| Task instructions |
Below are some entries. Copy each line that holds the string "Country".

____ Task inputs

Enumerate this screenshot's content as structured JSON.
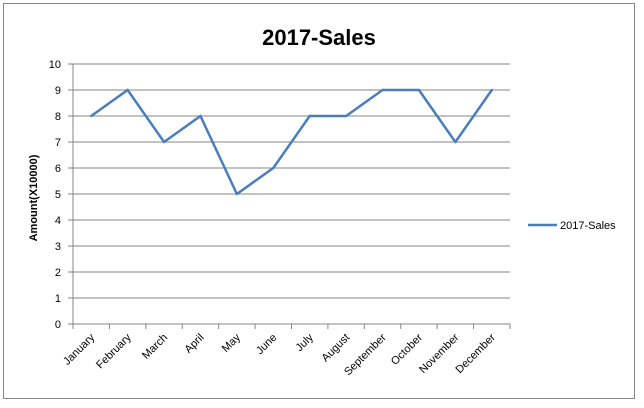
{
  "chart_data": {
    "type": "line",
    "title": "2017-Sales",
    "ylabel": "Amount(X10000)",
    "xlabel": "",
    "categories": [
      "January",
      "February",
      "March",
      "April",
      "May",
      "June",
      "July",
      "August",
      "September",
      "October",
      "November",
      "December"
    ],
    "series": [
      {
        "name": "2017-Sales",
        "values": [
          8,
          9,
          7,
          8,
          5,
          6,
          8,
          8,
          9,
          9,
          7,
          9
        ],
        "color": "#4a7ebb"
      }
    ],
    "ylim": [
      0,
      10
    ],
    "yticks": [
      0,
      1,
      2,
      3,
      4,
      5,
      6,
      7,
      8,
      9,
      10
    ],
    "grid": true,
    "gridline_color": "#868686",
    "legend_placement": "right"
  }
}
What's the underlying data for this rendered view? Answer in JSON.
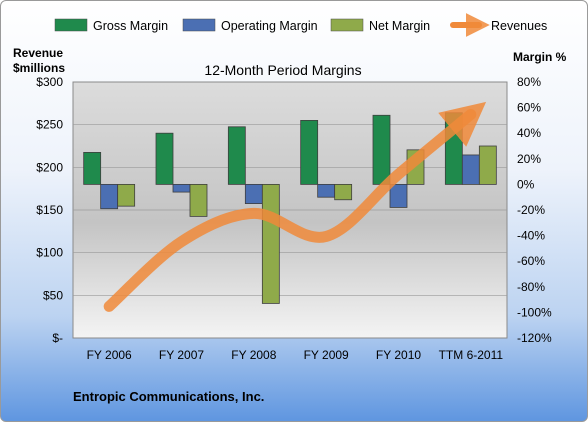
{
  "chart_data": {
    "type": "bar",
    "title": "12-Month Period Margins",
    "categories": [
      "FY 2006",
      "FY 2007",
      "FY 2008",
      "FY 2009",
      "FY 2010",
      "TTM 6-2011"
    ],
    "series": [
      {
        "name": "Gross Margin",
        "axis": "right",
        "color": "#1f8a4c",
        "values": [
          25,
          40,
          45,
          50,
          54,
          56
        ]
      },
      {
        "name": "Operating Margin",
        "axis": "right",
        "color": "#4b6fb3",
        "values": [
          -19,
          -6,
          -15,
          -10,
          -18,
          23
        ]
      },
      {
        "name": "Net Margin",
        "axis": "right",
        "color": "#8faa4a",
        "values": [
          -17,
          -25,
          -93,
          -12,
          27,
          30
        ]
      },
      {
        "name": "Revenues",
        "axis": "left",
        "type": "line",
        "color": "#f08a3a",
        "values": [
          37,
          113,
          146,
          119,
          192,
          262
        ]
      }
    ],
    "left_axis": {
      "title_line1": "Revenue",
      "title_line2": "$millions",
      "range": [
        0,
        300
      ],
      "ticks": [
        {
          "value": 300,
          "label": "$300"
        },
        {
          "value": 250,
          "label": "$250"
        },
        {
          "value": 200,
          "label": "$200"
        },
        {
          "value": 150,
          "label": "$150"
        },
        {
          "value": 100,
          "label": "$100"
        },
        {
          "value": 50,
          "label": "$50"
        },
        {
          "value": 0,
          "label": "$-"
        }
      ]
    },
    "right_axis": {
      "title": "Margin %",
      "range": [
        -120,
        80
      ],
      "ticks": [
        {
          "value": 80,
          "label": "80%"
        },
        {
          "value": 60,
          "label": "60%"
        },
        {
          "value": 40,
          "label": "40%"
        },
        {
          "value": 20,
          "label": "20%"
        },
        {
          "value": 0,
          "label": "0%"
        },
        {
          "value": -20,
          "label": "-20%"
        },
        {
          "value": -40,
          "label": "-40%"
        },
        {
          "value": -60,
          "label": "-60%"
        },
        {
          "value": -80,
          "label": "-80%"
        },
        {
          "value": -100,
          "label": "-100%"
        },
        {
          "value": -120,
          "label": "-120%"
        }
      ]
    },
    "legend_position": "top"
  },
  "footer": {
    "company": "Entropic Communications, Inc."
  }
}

________
____ Task inputs

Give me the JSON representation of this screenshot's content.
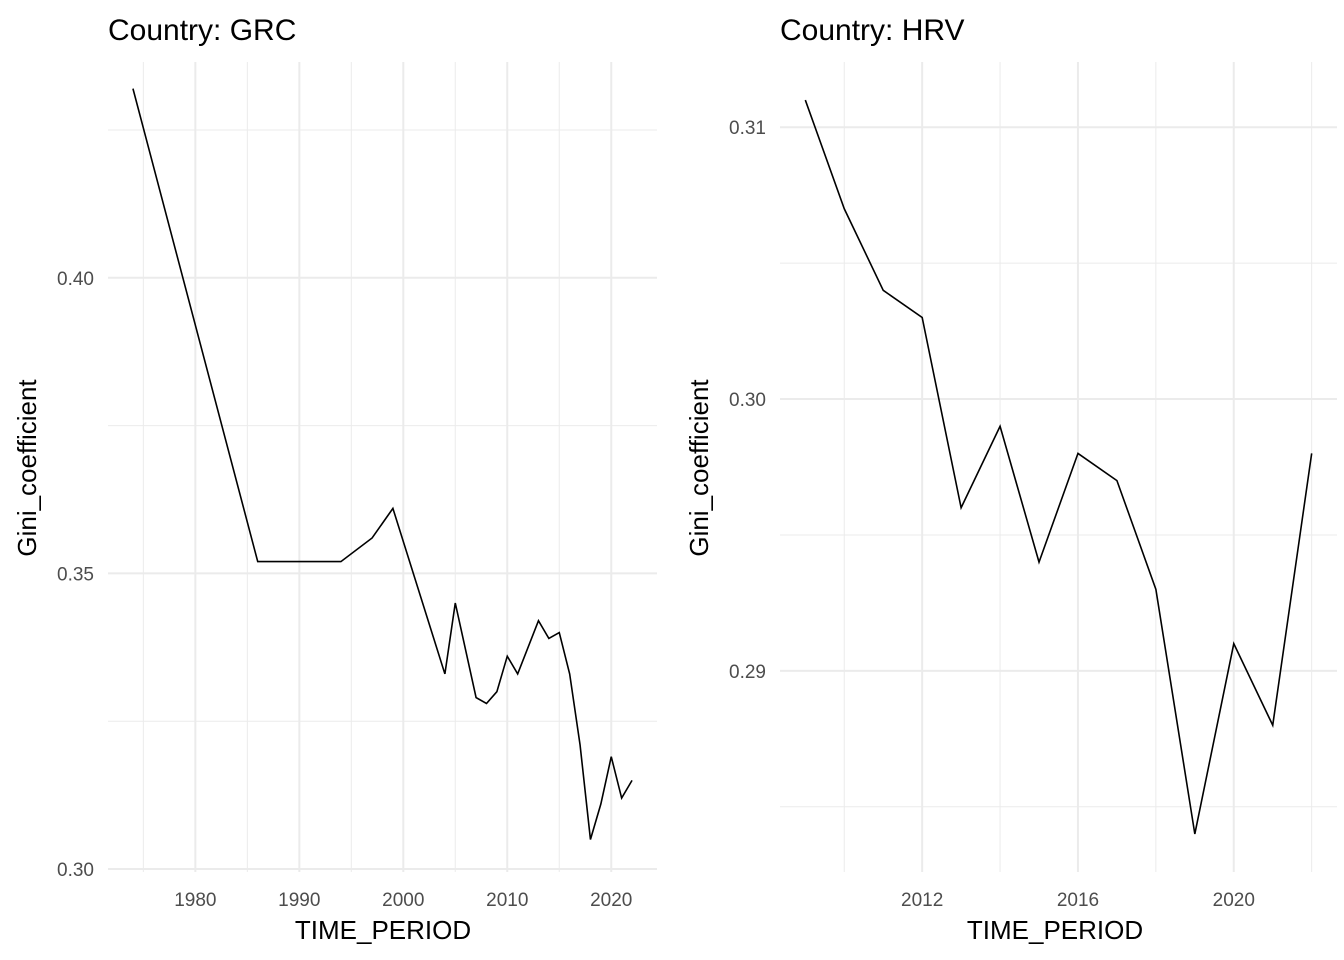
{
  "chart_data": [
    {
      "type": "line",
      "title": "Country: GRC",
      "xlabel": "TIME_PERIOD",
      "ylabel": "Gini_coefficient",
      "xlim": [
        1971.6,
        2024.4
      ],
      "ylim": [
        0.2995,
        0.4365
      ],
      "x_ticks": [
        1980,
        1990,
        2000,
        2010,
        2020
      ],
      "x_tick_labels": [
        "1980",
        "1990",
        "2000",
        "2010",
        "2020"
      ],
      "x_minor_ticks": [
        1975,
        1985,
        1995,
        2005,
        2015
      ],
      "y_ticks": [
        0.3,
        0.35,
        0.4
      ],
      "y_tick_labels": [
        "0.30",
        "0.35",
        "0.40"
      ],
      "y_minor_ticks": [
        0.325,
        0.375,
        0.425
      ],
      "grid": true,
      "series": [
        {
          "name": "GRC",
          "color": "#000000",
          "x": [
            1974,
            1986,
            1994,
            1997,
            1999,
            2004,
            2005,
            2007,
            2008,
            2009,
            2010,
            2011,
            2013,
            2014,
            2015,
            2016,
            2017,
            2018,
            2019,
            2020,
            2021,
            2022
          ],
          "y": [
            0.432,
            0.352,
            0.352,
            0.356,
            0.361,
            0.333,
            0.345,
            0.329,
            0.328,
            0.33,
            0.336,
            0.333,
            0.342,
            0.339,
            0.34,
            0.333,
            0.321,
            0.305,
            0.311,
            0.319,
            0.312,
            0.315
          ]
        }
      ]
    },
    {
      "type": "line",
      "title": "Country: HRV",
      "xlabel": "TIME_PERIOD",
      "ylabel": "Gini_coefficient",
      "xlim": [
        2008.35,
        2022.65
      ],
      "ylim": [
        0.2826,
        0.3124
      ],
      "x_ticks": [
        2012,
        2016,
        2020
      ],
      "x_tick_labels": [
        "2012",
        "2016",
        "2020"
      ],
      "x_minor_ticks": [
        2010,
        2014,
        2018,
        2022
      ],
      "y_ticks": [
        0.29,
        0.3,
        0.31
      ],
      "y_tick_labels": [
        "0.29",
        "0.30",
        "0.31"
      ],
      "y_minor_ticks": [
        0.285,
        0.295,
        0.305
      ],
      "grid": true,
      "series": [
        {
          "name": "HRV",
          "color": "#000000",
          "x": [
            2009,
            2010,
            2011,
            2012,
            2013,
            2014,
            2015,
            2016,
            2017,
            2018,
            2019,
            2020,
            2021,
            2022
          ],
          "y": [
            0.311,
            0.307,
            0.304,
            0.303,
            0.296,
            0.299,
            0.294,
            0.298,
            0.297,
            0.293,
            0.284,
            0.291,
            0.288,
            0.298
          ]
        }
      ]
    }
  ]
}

________

| Response to this task |
      "title": "Country: GRC",
      "title": "Country: HRV",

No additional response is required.